START SELECTED PASSAGE

Vi Editor setup

Oct 16, 2013 at 7:42pm
I suppose this is a unix question, i'm using WIndows 7 but this is about the vi editor. Anyways, for school we use the vi editor to make c++ programs, the one at my uni is setup to where when it starts, it asks for your school id and pw, you input it, it gives you a white screen, you go to bash, and you can input unix commands to create files and what not, I downloaded the vi editor on my personal laptop and it's completely different, I try entering unix commands and it just gives me errors, do I have to set it up with a compiler for it to work? I'm trying to create cpp files, compile and execute them.

edit: In order to compile programs, we type something like g++ -o programName programName.cpp

then ./a.out or something similar to execute them, if that helps. I'm trying to write a file and give it a name then run it.
Last edited on Oct 16, 2013 at 7:57pm
Oct 16, 2013 at 9:45pm
vi is an editor. Login, shell, commands, ... are you sure that you already had the vi running?

Anyway, vi is not bash and other commands. It may let you run bash, but then you have to have bash installed as well as other commands.

Which version of compiler have you installed?
Oct 16, 2013 at 9:57pm
http://www.vim.org/download.php#pc

This would be the one I installed, ms-dos/ms-windows.
Oct 16, 2013 at 10:00pm
I did ask: Which version of compiler have you installed?

END SELECTED PASSAGE

• _TASKS AND EXERCISES_:
- A) Echo everything in the vi editor thread from "Vi Editor setup" down to "then run it.".
- B) In the vi editor thread, why can't vi alone run the bash and Unix commands the poster types? Answer in one to three sentences.
- C) Pick up the vi editor thread after its last post and continue it.
The data that come next have no role here.

START RECORDS PROVIDED

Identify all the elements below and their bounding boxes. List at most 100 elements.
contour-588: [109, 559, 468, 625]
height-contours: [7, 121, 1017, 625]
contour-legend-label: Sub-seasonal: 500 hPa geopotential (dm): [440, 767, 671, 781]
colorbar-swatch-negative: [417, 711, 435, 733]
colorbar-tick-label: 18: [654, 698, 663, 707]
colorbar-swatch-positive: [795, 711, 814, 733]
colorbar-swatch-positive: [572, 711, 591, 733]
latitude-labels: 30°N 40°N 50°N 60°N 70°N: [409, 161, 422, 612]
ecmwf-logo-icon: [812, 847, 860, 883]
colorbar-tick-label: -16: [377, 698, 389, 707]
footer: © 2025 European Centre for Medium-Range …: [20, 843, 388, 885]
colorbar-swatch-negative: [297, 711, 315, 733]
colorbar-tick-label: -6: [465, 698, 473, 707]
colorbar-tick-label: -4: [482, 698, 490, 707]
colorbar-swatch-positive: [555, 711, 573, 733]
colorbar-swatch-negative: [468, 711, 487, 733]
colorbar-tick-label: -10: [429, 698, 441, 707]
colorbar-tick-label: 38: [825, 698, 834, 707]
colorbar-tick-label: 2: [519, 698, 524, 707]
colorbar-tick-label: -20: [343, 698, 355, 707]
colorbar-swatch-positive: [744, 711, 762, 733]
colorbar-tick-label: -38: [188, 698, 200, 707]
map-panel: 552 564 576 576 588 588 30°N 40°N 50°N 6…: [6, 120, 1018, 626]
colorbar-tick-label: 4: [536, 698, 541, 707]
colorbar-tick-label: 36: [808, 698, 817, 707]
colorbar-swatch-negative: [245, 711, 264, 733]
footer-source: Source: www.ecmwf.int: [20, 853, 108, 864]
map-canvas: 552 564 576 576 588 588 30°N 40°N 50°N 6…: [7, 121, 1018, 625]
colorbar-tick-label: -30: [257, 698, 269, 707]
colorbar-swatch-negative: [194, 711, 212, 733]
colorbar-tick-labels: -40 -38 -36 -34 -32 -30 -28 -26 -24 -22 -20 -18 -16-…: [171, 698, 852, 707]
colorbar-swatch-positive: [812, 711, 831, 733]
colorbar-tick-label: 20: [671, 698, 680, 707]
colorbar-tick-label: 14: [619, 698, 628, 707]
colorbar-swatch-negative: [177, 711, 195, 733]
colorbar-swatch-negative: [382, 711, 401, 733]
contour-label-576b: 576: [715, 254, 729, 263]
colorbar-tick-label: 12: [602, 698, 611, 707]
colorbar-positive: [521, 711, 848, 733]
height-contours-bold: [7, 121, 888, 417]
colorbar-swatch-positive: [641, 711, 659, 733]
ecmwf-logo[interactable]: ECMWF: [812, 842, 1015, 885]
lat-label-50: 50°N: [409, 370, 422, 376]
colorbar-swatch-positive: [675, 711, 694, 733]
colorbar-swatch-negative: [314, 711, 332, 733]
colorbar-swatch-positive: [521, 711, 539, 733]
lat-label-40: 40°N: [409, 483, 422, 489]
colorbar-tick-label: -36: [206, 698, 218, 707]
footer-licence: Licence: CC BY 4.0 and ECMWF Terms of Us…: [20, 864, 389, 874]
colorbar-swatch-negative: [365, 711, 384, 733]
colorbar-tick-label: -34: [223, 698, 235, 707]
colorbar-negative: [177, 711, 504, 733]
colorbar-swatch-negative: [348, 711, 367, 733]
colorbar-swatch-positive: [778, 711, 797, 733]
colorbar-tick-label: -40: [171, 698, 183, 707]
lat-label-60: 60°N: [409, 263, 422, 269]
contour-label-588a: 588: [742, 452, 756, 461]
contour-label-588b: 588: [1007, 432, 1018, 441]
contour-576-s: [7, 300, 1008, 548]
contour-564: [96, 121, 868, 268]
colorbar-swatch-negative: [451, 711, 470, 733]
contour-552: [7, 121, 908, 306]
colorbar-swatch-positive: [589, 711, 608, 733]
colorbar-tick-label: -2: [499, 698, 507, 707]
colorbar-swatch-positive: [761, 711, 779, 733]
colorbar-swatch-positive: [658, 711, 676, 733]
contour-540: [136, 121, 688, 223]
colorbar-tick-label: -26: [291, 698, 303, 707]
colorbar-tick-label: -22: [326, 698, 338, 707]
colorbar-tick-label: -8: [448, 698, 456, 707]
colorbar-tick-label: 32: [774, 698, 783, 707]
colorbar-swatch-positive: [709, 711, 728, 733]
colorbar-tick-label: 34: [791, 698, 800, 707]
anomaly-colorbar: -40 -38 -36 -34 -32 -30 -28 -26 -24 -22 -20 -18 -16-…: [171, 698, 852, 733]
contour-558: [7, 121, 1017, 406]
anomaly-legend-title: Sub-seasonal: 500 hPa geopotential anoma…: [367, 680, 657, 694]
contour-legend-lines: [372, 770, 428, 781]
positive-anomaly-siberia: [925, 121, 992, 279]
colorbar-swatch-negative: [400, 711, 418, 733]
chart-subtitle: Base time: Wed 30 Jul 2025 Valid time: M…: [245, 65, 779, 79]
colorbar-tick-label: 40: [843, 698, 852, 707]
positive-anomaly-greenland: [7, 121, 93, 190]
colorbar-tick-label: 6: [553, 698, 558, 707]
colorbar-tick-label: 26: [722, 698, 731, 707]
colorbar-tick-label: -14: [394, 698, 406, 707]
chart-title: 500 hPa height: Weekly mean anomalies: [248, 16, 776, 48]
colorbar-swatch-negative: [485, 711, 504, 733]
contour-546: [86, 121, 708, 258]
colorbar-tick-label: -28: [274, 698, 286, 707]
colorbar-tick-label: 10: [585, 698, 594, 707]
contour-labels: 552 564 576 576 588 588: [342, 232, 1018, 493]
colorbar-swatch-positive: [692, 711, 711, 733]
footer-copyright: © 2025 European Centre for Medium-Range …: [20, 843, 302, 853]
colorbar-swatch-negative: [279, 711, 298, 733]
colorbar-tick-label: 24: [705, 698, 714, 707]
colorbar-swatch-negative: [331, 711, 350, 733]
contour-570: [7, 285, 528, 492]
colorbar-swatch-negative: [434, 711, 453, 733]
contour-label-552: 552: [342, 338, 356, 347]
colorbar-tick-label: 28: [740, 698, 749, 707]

END RECORDS PROVIDED

• _NUMBERED ANSWERS_:
- A)
Vi Editor setup

Oct 16, 2013 at 7:42pm
I suppose this is a unix question, i'm using WIndows 7 but this is about the vi editor. Anyways, for school we use the vi editor to make c++ programs, the one at my uni is setup to where when it starts, it asks for your school id and pw, you input it, it gives you a white screen, you go to bash, and you can input unix commands to create files and what not, I downloaded the vi editor on my personal laptop and it's completely different, I try entering unix commands and it just gives me errors, do I have to set it up with a compiler for it to work? I'm trying to create cpp files, compile and execute them.

edit: In order to compile programs, we type something like g++ -o programName programName.cpp

then ./a.out or something similar to execute them, if that helps. I'm trying to write a file and give it a name then run it.

- B) Vi is only an editor, not bash or the other commands. It may let you run bash, but bash and those other commands must be installed separately.

- C)
Oct 16, 2013 at 10:12pm
7.4
Oct 17, 2013 at 7:46am
vi is an editor, like Notepad. vi is not a compiler.
Oct 17, 2013 at 9:37am
I don't think you were using vi directly, it sounds like you were logging into a Unix shell account.

If you want the same sort of thing on Windows, try cygwin.
http://www.cygwin.com/install.html

It creates a Unix shell-like experience. The cygwin installer can install a huge number of open source packages like vi, gcc, openssh, ...

So once you install cygwin, run the installer again and install the packages you need. You can remove individual packages. And you can remove the whole thing by removing C:\cygwin64.
Oct 17, 2013 at 10:04am
mingw (Minimal GNU for Windows) is similar to cygwin. It includes msys (minimal system) environment.

The difference between mingw and cygwin is in libraries, i.e. how the compiled programs (which probably do not expect Windows environment) will interact with Windows system libraries.